RAW RECORDS start
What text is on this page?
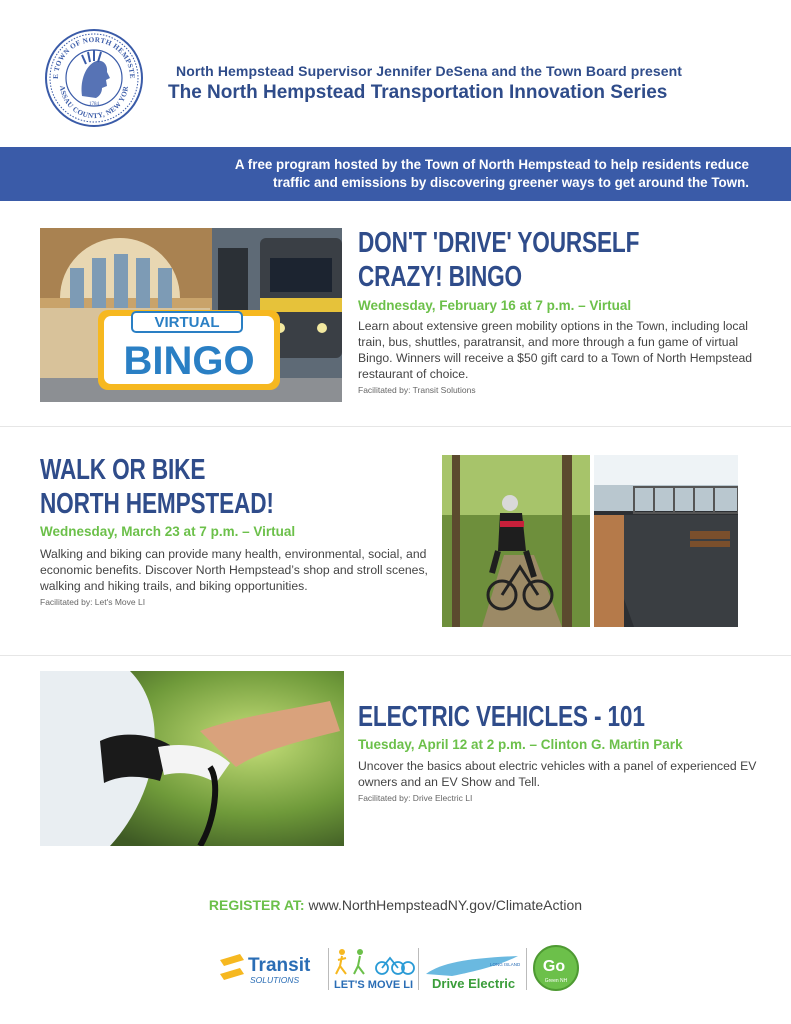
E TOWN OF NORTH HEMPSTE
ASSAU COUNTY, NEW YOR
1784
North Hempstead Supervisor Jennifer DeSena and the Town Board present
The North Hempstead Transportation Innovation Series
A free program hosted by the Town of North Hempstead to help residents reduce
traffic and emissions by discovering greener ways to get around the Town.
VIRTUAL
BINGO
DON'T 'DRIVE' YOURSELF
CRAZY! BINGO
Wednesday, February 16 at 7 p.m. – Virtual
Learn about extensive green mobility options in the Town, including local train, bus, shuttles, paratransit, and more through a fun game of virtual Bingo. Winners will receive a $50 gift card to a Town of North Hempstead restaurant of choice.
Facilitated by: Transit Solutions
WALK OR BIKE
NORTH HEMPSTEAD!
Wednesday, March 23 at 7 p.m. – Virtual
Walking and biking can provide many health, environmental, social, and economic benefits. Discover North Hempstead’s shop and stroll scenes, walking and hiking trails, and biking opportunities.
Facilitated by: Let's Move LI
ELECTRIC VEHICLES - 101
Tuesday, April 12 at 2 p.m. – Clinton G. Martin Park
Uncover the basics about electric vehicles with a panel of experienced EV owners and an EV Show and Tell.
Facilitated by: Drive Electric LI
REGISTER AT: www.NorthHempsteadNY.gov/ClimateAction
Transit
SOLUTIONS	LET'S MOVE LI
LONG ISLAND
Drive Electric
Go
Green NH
RAW RECORDS end
RAW RECORDS start
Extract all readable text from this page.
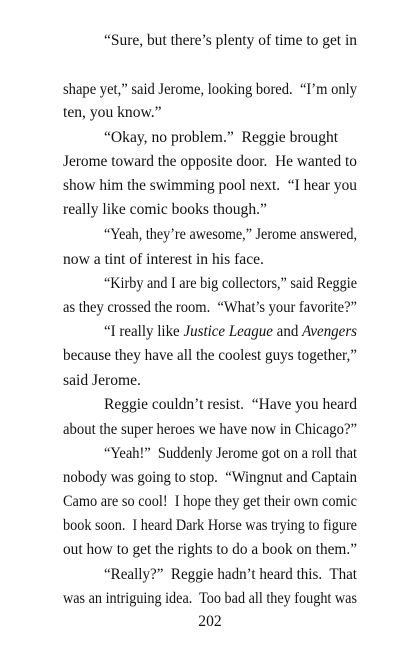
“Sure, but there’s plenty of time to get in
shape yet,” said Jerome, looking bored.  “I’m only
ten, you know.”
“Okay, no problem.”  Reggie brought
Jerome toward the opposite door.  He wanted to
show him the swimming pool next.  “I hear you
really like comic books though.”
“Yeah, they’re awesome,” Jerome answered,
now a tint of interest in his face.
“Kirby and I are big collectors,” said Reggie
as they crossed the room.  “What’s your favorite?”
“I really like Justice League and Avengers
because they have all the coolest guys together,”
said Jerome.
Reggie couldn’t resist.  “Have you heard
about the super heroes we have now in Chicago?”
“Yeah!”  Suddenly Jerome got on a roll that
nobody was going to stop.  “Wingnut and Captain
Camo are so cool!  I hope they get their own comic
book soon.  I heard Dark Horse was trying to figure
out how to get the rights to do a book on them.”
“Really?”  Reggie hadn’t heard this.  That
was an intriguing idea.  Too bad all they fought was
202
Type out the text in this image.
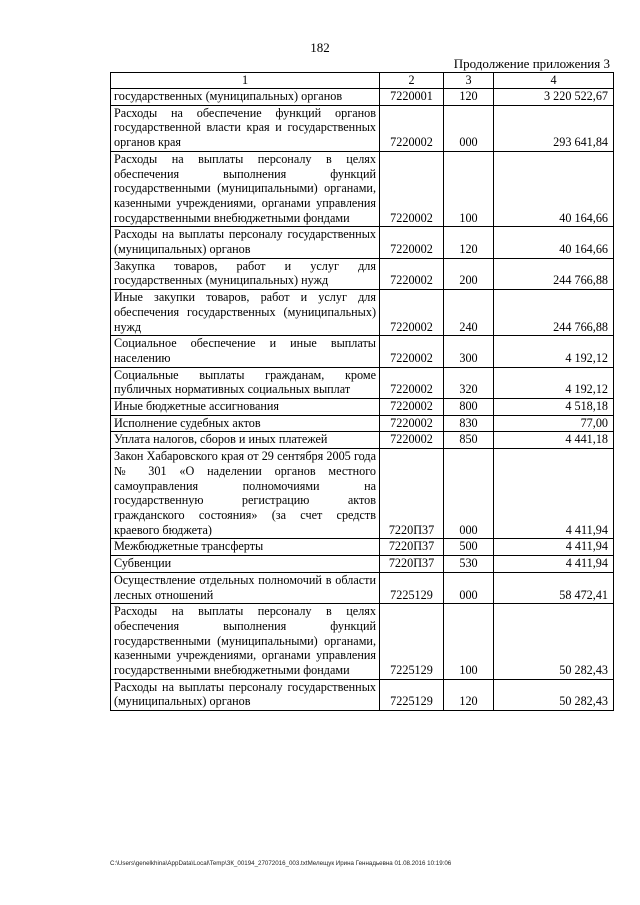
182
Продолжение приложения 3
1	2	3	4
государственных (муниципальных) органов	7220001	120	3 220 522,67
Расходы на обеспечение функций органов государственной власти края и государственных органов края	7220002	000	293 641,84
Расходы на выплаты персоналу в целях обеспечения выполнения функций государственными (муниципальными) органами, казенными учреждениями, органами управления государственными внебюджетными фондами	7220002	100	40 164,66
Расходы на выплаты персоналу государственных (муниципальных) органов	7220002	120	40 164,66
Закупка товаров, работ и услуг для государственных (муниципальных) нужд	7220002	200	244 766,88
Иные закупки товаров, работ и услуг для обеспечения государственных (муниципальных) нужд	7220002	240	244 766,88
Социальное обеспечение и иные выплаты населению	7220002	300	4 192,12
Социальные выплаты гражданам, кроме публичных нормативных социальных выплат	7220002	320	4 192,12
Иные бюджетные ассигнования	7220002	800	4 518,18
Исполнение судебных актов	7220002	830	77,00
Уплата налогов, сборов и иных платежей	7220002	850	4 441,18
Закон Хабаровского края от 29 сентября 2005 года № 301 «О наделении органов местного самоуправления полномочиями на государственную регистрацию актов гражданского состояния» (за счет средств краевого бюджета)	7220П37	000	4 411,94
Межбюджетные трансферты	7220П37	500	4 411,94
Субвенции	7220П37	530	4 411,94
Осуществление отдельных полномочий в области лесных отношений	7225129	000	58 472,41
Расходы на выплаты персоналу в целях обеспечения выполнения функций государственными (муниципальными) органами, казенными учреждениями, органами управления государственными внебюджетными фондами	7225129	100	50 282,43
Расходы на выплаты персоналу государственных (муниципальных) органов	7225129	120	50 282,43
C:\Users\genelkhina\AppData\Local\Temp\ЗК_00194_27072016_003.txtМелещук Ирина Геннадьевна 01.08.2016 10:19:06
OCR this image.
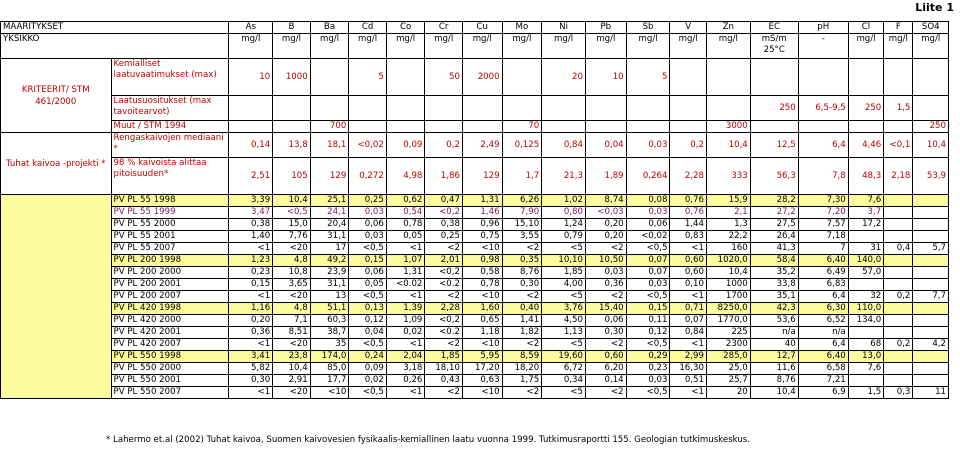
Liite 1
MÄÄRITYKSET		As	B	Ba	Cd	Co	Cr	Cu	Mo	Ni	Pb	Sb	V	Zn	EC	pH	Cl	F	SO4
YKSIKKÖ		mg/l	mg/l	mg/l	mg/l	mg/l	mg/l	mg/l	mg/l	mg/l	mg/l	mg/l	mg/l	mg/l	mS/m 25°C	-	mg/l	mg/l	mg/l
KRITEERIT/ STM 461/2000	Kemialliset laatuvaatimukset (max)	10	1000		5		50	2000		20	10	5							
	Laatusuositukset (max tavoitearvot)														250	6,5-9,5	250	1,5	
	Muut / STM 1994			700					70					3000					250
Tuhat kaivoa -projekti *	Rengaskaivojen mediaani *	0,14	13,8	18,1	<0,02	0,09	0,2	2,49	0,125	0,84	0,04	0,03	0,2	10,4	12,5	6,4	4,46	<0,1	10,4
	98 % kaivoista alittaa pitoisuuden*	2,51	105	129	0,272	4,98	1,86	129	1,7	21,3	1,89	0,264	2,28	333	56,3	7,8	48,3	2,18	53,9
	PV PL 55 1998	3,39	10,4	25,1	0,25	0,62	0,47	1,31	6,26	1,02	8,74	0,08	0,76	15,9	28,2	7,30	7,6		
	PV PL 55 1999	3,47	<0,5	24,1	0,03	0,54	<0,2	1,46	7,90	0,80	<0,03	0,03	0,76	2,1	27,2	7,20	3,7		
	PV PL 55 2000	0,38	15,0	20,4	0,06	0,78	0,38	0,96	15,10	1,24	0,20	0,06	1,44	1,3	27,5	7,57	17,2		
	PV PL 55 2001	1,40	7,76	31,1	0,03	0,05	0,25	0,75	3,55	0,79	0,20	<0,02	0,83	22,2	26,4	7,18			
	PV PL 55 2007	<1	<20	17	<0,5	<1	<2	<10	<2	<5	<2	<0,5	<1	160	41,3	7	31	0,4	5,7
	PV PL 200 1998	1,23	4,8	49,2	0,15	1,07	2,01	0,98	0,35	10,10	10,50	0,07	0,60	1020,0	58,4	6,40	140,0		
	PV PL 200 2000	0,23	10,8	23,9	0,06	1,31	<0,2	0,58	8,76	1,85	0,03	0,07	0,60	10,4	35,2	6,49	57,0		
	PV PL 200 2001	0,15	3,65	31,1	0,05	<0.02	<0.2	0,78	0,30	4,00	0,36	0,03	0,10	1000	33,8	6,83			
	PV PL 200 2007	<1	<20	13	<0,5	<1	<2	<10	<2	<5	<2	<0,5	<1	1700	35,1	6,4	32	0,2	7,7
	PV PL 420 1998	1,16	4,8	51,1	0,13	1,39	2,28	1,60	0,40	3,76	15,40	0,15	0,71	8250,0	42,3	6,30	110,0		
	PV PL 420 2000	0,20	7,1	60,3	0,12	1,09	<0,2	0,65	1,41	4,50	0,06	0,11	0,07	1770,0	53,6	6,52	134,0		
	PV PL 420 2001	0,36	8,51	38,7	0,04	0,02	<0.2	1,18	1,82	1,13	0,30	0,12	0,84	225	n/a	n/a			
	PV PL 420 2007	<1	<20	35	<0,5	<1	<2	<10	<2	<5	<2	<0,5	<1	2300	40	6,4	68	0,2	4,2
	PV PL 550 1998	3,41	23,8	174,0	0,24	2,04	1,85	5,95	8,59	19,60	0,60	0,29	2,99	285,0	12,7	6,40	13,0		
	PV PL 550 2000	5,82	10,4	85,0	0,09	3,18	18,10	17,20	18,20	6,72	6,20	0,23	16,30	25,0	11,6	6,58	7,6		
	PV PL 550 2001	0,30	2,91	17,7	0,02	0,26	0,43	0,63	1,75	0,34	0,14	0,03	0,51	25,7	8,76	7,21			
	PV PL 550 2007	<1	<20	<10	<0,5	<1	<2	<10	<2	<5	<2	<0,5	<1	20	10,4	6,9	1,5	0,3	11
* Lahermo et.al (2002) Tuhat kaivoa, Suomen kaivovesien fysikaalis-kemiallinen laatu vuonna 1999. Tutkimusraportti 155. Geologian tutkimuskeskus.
RAW RECORDS end
(GOAL) Note each line of the entries that has "comic" in it, and copy those lines.

(FINAL ANSWER)
really like comic books though.”
Camo are so cool!  I hope they get their own comic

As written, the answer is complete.